** Start TASK INPUTS **

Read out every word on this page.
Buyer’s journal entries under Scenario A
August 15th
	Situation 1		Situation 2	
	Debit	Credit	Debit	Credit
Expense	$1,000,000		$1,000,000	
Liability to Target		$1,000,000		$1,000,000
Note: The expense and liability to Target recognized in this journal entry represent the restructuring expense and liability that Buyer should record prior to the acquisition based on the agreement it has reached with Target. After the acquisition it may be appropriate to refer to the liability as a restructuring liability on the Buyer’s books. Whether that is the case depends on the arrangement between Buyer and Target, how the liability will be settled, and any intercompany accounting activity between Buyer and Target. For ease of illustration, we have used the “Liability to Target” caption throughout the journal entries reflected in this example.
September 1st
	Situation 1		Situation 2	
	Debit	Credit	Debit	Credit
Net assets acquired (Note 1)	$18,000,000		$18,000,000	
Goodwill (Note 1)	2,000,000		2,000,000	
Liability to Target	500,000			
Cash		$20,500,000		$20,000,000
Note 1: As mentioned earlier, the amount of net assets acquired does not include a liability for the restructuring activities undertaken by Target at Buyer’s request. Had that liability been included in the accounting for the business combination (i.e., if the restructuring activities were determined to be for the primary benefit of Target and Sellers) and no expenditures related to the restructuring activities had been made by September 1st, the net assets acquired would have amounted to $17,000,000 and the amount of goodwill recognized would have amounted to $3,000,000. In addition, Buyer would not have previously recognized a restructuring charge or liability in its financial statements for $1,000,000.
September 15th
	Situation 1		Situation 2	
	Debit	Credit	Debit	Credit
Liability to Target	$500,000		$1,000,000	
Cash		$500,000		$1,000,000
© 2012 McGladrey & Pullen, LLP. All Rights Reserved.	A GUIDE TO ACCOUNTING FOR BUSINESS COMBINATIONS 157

** End TASK INPUTS **

EXERCISE
Quote all of the entries verbatim.

TASK RESPONSE
Read out every word on this page.
Buyer’s journal entries under Scenario A
August 15th
	Situation 1		Situation 2	
	Debit	Credit	Debit	Credit
Expense	$1,000,000		$1,000,000	
Liability to Target		$1,000,000		$1,000,000
Note: The expense and liability to Target recognized in this journal entry represent the restructuring expense and liability that Buyer should record prior to the acquisition based on the agreement it has reached with Target. After the acquisition it may be appropriate to refer to the liability as a restructuring liability on the Buyer’s books. Whether that is the case depends on the arrangement between Buyer and Target, how the liability will be settled, and any intercompany accounting activity between Buyer and Target. For ease of illustration, we have used the “Liability to Target” caption throughout the journal entries reflected in this example.
September 1st
	Situation 1		Situation 2	
	Debit	Credit	Debit	Credit
Net assets acquired (Note 1)	$18,000,000		$18,000,000	
Goodwill (Note 1)	2,000,000		2,000,000	
Liability to Target	500,000			
Cash		$20,500,000		$20,000,000
Note 1: As mentioned earlier, the amount of net assets acquired does not include a liability for the restructuring activities undertaken by Target at Buyer’s request. Had that liability been included in the accounting for the business combination (i.e., if the restructuring activities were determined to be for the primary benefit of Target and Sellers) and no expenditures related to the restructuring activities had been made by September 1st, the net assets acquired would have amounted to $17,000,000 and the amount of goodwill recognized would have amounted to $3,000,000. In addition, Buyer would not have previously recognized a restructuring charge or liability in its financial statements for $1,000,000.
September 15th
	Situation 1		Situation 2	
	Debit	Credit	Debit	Credit
Liability to Target	$500,000		$1,000,000	
Cash		$500,000		$1,000,000
© 2012 McGladrey & Pullen, LLP. All Rights Reserved.	A GUIDE TO ACCOUNTING FOR BUSINESS COMBINATIONS 157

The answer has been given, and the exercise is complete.